>> BEGIN Data supplied

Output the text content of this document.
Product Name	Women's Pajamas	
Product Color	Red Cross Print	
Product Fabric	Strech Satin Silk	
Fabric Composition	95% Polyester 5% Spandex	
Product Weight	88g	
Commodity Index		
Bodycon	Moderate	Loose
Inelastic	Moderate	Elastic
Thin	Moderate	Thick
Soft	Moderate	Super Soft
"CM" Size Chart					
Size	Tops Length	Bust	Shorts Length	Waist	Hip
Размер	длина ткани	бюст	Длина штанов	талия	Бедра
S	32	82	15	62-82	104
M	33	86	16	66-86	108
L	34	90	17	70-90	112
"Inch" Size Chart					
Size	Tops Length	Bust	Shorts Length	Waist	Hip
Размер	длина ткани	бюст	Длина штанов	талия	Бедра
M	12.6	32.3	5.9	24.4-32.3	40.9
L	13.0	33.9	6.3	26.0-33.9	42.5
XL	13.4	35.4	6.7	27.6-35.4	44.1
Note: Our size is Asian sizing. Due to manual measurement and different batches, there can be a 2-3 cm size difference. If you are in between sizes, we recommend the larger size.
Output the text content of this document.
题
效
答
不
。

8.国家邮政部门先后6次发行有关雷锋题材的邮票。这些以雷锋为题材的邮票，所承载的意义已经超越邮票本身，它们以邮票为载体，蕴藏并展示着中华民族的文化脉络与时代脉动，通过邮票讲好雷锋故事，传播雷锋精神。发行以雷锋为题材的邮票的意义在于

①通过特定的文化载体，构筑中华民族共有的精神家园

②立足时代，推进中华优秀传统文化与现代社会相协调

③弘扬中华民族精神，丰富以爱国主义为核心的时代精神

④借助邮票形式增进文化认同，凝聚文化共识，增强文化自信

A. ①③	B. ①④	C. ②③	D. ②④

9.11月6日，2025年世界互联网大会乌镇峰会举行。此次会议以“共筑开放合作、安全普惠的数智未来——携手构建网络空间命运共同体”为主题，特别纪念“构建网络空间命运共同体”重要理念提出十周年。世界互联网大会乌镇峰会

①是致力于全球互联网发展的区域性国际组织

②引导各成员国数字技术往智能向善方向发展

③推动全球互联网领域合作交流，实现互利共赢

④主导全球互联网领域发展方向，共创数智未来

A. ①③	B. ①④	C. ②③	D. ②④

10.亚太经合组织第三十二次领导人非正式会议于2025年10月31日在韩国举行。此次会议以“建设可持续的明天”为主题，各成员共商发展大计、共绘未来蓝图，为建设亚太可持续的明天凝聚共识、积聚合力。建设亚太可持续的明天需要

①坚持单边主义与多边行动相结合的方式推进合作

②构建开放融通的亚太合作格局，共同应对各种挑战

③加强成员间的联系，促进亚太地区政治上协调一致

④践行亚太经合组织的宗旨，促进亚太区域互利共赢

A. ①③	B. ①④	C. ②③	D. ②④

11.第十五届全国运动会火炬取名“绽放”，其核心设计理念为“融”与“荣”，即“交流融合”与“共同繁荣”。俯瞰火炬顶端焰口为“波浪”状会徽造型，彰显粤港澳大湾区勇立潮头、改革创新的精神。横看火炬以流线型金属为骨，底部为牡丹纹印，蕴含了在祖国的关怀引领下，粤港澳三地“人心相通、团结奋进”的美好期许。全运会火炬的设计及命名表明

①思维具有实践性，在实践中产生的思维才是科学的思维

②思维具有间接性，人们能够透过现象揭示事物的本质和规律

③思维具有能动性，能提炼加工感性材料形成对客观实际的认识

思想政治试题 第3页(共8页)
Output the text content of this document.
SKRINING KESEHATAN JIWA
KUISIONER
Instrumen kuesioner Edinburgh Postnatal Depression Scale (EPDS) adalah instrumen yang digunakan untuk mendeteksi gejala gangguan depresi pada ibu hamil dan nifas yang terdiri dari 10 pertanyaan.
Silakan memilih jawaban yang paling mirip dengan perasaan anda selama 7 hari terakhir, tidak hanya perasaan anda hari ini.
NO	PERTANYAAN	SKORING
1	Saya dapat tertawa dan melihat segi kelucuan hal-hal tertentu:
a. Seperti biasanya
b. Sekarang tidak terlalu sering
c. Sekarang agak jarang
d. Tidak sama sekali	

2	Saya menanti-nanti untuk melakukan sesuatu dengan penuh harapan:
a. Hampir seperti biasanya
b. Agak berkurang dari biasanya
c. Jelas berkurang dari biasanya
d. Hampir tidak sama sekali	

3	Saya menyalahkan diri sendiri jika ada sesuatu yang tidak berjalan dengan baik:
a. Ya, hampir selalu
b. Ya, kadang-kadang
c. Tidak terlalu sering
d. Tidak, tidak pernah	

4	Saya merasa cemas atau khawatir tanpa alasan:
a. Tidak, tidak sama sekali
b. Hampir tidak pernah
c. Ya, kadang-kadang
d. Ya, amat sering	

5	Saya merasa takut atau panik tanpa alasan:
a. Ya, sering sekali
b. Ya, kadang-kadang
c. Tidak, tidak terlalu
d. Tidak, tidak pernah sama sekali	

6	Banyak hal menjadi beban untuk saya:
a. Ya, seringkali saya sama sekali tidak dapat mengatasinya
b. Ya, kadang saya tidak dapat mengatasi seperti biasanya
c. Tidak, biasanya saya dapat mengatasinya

>> END Data supplied

## What needs to be done:
Print the records above in full, exactly.

## Solved exercise:
Output the text content of this document.
Product Name	Women's Pajamas	
Product Color	Red Cross Print	
Product Fabric	Strech Satin Silk	
Fabric Composition	95% Polyester 5% Spandex	
Product Weight	88g	
Commodity Index		
Bodycon	Moderate	Loose
Inelastic	Moderate	Elastic
Thin	Moderate	Thick
Soft	Moderate	Super Soft
"CM" Size Chart					
Size	Tops Length	Bust	Shorts Length	Waist	Hip
Размер	длина ткани	бюст	Длина штанов	талия	Бедра
S	32	82	15	62-82	104
M	33	86	16	66-86	108
L	34	90	17	70-90	112
"Inch" Size Chart					
Size	Tops Length	Bust	Shorts Length	Waist	Hip
Размер	длина ткани	бюст	Длина штанов	талия	Бедра
M	12.6	32.3	5.9	24.4-32.3	40.9
L	13.0	33.9	6.3	26.0-33.9	42.5
XL	13.4	35.4	6.7	27.6-35.4	44.1
Note: Our size is Asian sizing. Due to manual measurement and different batches, there can be a 2-3 cm size difference. If you are in between sizes, we recommend the larger size.
Output the text content of this document.
题
效
答
不
。

8.国家邮政部门先后6次发行有关雷锋题材的邮票。这些以雷锋为题材的邮票，所承载的意义已经超越邮票本身，它们以邮票为载体，蕴藏并展示着中华民族的文化脉络与时代脉动，通过邮票讲好雷锋故事，传播雷锋精神。发行以雷锋为题材的邮票的意义在于

①通过特定的文化载体，构筑中华民族共有的精神家园

②立足时代，推进中华优秀传统文化与现代社会相协调

③弘扬中华民族精神，丰富以爱国主义为核心的时代精神

④借助邮票形式增进文化认同，凝聚文化共识，增强文化自信

A. ①③	B. ①④	C. ②③	D. ②④

9.11月6日，2025年世界互联网大会乌镇峰会举行。此次会议以“共筑开放合作、安全普惠的数智未来——携手构建网络空间命运共同体”为主题，特别纪念“构建网络空间命运共同体”重要理念提出十周年。世界互联网大会乌镇峰会

①是致力于全球互联网发展的区域性国际组织

②引导各成员国数字技术往智能向善方向发展

③推动全球互联网领域合作交流，实现互利共赢

④主导全球互联网领域发展方向，共创数智未来

A. ①③	B. ①④	C. ②③	D. ②④

10.亚太经合组织第三十二次领导人非正式会议于2025年10月31日在韩国举行。此次会议以“建设可持续的明天”为主题，各成员共商发展大计、共绘未来蓝图，为建设亚太可持续的明天凝聚共识、积聚合力。建设亚太可持续的明天需要

①坚持单边主义与多边行动相结合的方式推进合作

②构建开放融通的亚太合作格局，共同应对各种挑战

③加强成员间的联系，促进亚太地区政治上协调一致

④践行亚太经合组织的宗旨，促进亚太区域互利共赢

A. ①③	B. ①④	C. ②③	D. ②④

11.第十五届全国运动会火炬取名“绽放”，其核心设计理念为“融”与“荣”，即“交流融合”与“共同繁荣”。俯瞰火炬顶端焰口为“波浪”状会徽造型，彰显粤港澳大湾区勇立潮头、改革创新的精神。横看火炬以流线型金属为骨，底部为牡丹纹印，蕴含了在祖国的关怀引领下，粤港澳三地“人心相通、团结奋进”的美好期许。全运会火炬的设计及命名表明

①思维具有实践性，在实践中产生的思维才是科学的思维

②思维具有间接性，人们能够透过现象揭示事物的本质和规律

③思维具有能动性，能提炼加工感性材料形成对客观实际的认识

思想政治试题 第3页(共8页)
Output the text content of this document.
SKRINING KESEHATAN JIWA
KUISIONER
Instrumen kuesioner Edinburgh Postnatal Depression Scale (EPDS) adalah instrumen yang digunakan untuk mendeteksi gejala gangguan depresi pada ibu hamil dan nifas yang terdiri dari 10 pertanyaan.
Silakan memilih jawaban yang paling mirip dengan perasaan anda selama 7 hari terakhir, tidak hanya perasaan anda hari ini.
NO	PERTANYAAN	SKORING
1	Saya dapat tertawa dan melihat segi kelucuan hal-hal tertentu:
a. Seperti biasanya
b. Sekarang tidak terlalu sering
c. Sekarang agak jarang
d. Tidak sama sekali	

2	Saya menanti-nanti untuk melakukan sesuatu dengan penuh harapan:
a. Hampir seperti biasanya
b. Agak berkurang dari biasanya
c. Jelas berkurang dari biasanya
d. Hampir tidak sama sekali	

3	Saya menyalahkan diri sendiri jika ada sesuatu yang tidak berjalan dengan baik:
a. Ya, hampir selalu
b. Ya, kadang-kadang
c. Tidak terlalu sering
d. Tidak, tidak pernah	

4	Saya merasa cemas atau khawatir tanpa alasan:
a. Tidak, tidak sama sekali
b. Hampir tidak pernah
c. Ya, kadang-kadang
d. Ya, amat sering	

5	Saya merasa takut atau panik tanpa alasan:
a. Ya, sering sekali
b. Ya, kadang-kadang
c. Tidak, tidak terlalu
d. Tidak, tidak pernah sama sekali	

6	Banyak hal menjadi beban untuk saya:
a. Ya, seringkali saya sama sekali tidak dapat mengatasinya
b. Ya, kadang saya tidak dapat mengatasi seperti biasanya
c. Tidak, biasanya saya dapat mengatasinya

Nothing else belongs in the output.